— BEGIN DATA FOR PROCESSING —

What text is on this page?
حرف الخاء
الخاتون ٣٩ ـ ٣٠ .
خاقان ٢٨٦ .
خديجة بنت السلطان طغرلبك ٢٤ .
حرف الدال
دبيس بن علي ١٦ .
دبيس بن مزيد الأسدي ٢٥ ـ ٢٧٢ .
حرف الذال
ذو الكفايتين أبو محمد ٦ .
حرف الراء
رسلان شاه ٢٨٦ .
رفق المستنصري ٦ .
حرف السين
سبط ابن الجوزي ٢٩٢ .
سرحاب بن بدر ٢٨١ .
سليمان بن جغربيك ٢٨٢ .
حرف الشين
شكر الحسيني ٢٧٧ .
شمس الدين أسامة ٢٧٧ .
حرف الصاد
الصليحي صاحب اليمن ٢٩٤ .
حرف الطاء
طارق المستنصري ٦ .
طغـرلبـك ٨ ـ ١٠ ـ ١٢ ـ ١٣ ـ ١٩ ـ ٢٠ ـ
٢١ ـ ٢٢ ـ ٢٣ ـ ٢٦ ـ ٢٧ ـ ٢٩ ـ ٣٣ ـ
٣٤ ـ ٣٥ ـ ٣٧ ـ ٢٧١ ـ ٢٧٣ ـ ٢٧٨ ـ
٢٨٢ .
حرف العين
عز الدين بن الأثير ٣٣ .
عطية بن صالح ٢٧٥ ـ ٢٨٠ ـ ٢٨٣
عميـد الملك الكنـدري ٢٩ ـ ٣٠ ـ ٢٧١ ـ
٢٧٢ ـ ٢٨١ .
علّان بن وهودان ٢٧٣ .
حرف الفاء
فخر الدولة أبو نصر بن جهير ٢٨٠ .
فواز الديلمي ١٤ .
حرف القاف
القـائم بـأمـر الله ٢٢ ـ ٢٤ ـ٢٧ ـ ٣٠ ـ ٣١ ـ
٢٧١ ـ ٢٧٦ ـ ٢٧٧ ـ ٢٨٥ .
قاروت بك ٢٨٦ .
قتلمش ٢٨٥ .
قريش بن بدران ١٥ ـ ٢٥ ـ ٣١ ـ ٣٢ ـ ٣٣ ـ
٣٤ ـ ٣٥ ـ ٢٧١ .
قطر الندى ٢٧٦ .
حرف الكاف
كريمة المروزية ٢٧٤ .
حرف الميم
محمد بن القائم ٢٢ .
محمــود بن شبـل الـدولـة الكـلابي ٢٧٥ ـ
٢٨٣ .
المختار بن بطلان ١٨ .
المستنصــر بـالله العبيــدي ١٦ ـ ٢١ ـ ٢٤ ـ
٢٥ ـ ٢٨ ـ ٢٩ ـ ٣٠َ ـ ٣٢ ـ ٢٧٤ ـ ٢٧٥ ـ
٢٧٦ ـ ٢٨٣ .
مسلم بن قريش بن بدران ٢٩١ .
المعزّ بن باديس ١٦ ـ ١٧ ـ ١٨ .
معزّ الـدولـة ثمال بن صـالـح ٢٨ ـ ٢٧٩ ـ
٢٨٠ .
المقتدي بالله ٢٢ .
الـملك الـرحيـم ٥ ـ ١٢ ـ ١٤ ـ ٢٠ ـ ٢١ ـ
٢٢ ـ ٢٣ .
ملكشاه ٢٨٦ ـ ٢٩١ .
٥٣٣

— END DATA FOR PROCESSING —

WHAT TO WORK ON: Write out the data again, exactly and in full.

RESPONSE TO THE EXERCISE:
What text is on this page?
حرف الخاء
الخاتون ٣٩ ـ ٣٠ .
خاقان ٢٨٦ .
خديجة بنت السلطان طغرلبك ٢٤ .
حرف الدال
دبيس بن علي ١٦ .
دبيس بن مزيد الأسدي ٢٥ ـ ٢٧٢ .
حرف الذال
ذو الكفايتين أبو محمد ٦ .
حرف الراء
رسلان شاه ٢٨٦ .
رفق المستنصري ٦ .
حرف السين
سبط ابن الجوزي ٢٩٢ .
سرحاب بن بدر ٢٨١ .
سليمان بن جغربيك ٢٨٢ .
حرف الشين
شكر الحسيني ٢٧٧ .
شمس الدين أسامة ٢٧٧ .
حرف الصاد
الصليحي صاحب اليمن ٢٩٤ .
حرف الطاء
طارق المستنصري ٦ .
طغـرلبـك ٨ ـ ١٠ ـ ١٢ ـ ١٣ ـ ١٩ ـ ٢٠ ـ
٢١ ـ ٢٢ ـ ٢٣ ـ ٢٦ ـ ٢٧ ـ ٢٩ ـ ٣٣ ـ
٣٤ ـ ٣٥ ـ ٣٧ ـ ٢٧١ ـ ٢٧٣ ـ ٢٧٨ ـ
٢٨٢ .
حرف العين
عز الدين بن الأثير ٣٣ .
عطية بن صالح ٢٧٥ ـ ٢٨٠ ـ ٢٨٣
عميـد الملك الكنـدري ٢٩ ـ ٣٠ ـ ٢٧١ ـ
٢٧٢ ـ ٢٨١ .
علّان بن وهودان ٢٧٣ .
حرف الفاء
فخر الدولة أبو نصر بن جهير ٢٨٠ .
فواز الديلمي ١٤ .
حرف القاف
القـائم بـأمـر الله ٢٢ ـ ٢٤ ـ٢٧ ـ ٣٠ ـ ٣١ ـ
٢٧١ ـ ٢٧٦ ـ ٢٧٧ ـ ٢٨٥ .
قاروت بك ٢٨٦ .
قتلمش ٢٨٥ .
قريش بن بدران ١٥ ـ ٢٥ ـ ٣١ ـ ٣٢ ـ ٣٣ ـ
٣٤ ـ ٣٥ ـ ٢٧١ .
قطر الندى ٢٧٦ .
حرف الكاف
كريمة المروزية ٢٧٤ .
حرف الميم
محمد بن القائم ٢٢ .
محمــود بن شبـل الـدولـة الكـلابي ٢٧٥ ـ
٢٨٣ .
المختار بن بطلان ١٨ .
المستنصــر بـالله العبيــدي ١٦ ـ ٢١ ـ ٢٤ ـ
٢٥ ـ ٢٨ ـ ٢٩ ـ ٣٠َ ـ ٣٢ ـ ٢٧٤ ـ ٢٧٥ ـ
٢٧٦ ـ ٢٨٣ .
مسلم بن قريش بن بدران ٢٩١ .
المعزّ بن باديس ١٦ ـ ١٧ ـ ١٨ .
معزّ الـدولـة ثمال بن صـالـح ٢٨ ـ ٢٧٩ ـ
٢٨٠ .
المقتدي بالله ٢٢ .
الـملك الـرحيـم ٥ ـ ١٢ ـ ١٤ ـ ٢٠ ـ ٢١ ـ
٢٢ ـ ٢٣ .
ملكشاه ٢٨٦ ـ ٢٩١ .
٥٣٣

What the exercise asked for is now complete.